Required work
Locate every line below that contains the word "организации" and copy it.

Available records
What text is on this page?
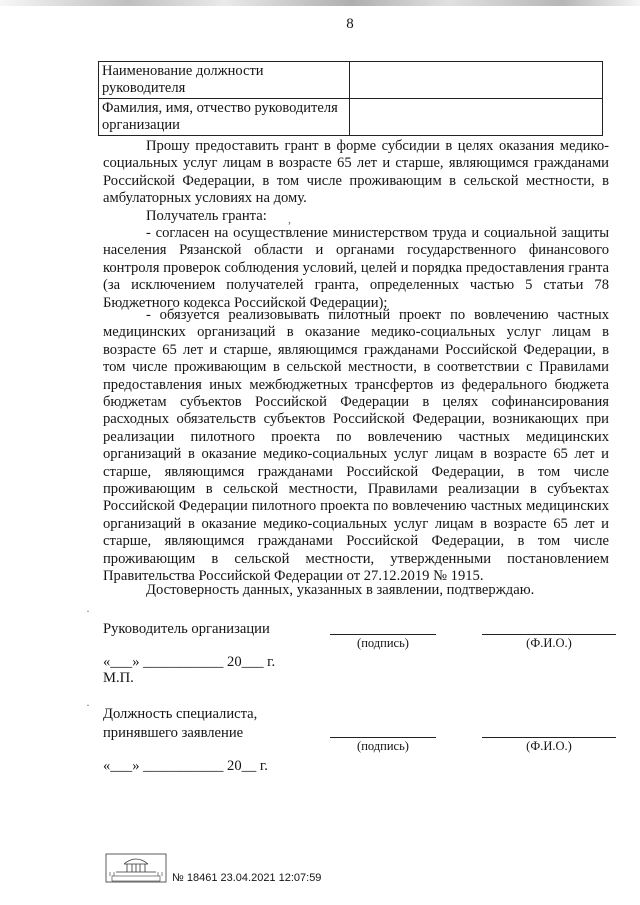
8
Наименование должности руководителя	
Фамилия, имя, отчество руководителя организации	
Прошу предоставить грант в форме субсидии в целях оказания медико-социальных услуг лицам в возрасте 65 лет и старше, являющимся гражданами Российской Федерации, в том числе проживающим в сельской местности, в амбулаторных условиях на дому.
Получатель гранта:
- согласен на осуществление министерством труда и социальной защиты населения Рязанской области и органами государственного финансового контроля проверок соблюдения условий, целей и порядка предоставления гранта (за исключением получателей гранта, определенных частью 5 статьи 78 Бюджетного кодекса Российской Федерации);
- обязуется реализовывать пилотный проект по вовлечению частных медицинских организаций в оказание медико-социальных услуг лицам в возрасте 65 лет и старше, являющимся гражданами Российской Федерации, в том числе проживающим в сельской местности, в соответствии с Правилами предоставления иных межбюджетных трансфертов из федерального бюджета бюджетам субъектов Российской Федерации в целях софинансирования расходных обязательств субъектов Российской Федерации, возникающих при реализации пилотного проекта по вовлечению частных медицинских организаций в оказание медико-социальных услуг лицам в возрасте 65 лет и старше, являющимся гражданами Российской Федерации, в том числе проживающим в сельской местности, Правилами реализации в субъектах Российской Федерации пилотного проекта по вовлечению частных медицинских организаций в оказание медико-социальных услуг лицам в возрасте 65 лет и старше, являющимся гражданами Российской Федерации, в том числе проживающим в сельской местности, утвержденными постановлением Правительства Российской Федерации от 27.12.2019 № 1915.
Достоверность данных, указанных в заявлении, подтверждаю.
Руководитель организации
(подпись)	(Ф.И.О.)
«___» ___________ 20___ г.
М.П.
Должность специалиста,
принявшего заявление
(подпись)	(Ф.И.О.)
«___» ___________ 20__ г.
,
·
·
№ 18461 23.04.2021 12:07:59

Worked answer
Фамилия, имя, отчество руководителя организации	
Руководитель организации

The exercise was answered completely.